QUOTED PASSAGE →

◇ ◇ ◇ ◇ ◇

Well, not quite. The two hackers still needed an account with an Internet service provider. Initially, they used the login names and passwords of personnel who worked in the department, “when we knew they were gonna be out of town hunting or something like that,” says Danny. This information had been gleaned by installing on the other computers software called “BackOrifice,” a popular remote monitoring tool that gave them control of a remote computer as if they were sitting right in front of it.
Of course, using other people’s passwords was risky — with all sorts of ways you might get caught. It was William this time who came up with a solution. “I got my parents to pay for us to have Internet access with a local service company,” so it was no longer necessary to use other people’s sign-on information.
Eventually they kept the Internet connection through the Agriculture Office going 24/7. “We had two FTP servers running down there downloading movies and music and more hacking tools and all kinds of stuff like that,” says Danny. “I was getting games that hadn’t even been released yet.”

Nearly Caught

In their commissary headquarters, William hooked up sound cards and external speakers so they could play music or hear the soundtrack as they watched a downloaded movie. If a guard asked what they were doing, William told them, “I don’t ask your business, don’t ask mine.”
I told [the guards] all the time there’s some things in life that I can promise. Number one, I won’t have a pistol and I won’t shoot anybody in here. Number two, I will not do drugs and dilute my mind. Number three, I’m not gonna have a pimp and I’m not gonna be a pimp. Number four, I won’t mess with a female officer.
I couldn’t promise them that I wouldn’t fight. I never lied to ’em. And they respected my honesty and my forthrightness, and so they’d do things for me. You can get guards to do favors by conversation.
Conversation rules the nation. You talk women out of their panties, see what I’m saying, you talk men into doing what you want them to do for you.
But no matter how clever a talker a prisoner may be, no guard is going to allow an inmate free reign with computers and outside phone lines. So how did these two get away with their hacker escapades in plain view of the guards? William explained:
We were able to do a lot of the stuff we did because they looked at us like half wits. We’re in the seat of redneck-dom, so the bosses [guards] had no idea what we were doing. They couldn’t even fathom what we were capable of.
Another reason would have to be that these two inmates were doing computer work others had been paid to take care of. “Most of the people they had there that were supposed to be in the know about things like computers,” says William, “they just weren’t capable, so they had inmates doing it.”
This book is full of stories of the chaos and damage hackers can cause, but William and Danny were not bent on criminal mischief. They merely wanted to enhance their growing computer skills and keep themselves entertained — which under their circumstances is hardly difficult to understand. It’s important to William that people appreciate the distinction.

◇ ◇ ◇ ◇ ◇

PROVIDED INFORMATION →
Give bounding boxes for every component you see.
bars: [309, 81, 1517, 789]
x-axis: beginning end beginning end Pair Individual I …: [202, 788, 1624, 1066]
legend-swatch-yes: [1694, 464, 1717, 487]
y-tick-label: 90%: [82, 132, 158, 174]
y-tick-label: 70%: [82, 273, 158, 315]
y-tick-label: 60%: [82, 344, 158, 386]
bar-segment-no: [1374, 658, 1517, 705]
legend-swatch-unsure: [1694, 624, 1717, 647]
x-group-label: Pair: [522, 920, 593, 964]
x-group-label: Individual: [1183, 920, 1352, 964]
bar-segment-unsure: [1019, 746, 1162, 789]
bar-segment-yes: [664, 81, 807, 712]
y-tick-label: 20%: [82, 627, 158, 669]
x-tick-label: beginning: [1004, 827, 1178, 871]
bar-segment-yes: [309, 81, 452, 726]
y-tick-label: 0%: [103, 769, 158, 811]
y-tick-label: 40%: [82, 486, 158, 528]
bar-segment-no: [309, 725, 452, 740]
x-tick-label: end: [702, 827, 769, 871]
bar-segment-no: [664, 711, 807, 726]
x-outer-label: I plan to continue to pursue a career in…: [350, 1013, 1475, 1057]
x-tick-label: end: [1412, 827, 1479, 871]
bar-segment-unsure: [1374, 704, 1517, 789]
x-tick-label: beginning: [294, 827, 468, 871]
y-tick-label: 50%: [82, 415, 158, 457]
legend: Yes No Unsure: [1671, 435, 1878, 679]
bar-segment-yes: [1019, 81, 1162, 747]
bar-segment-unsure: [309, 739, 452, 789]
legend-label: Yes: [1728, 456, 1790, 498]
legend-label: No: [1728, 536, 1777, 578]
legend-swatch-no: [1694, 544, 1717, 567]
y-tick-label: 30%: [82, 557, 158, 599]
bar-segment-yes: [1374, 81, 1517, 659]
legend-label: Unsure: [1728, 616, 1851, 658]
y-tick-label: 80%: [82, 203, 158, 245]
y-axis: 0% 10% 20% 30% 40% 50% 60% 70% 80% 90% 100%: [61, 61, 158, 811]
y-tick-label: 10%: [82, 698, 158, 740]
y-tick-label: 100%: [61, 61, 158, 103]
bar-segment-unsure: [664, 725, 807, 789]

◇ ◇ ◇ ◇ ◇

SHORT PROBLEM →
Continue the account of the two inmates hacking from the prison, starting right after its final sentence.

OUTPUT FOR THIS EXERCISE →
We never did abuse it or hurt anybody. We never did. I mean from my standpoint, I deemed it necessary to learn what I wanted to learn so I could go straight and be successful once I was released.
While the Texas prison officials remained in the dark about what was going on, they were fortunate that William and Danny had benign motives. Imagine what havoc the two might have caused; it would have been child’s play for these guys to develop a scheme for obtaining money or property from unsuspecting victims. The Internet had become their university and playground. Learning how to run scams against individuals or break in to corporate sites would have been a cinch; teenagers and preteens learn these methods every day from the hacker sites and elsewhere on the Web. And as prisoners, Danny and William had all the time in the world.
Maybe there’s a lesson here: Two convicted murderers, but that didn’t mean they were scum, rotten to the core. They were cheaters who hacked their way onto the Internet illegally, but that didn’t mean they were willing to victimize innocent people or naively insecure companies.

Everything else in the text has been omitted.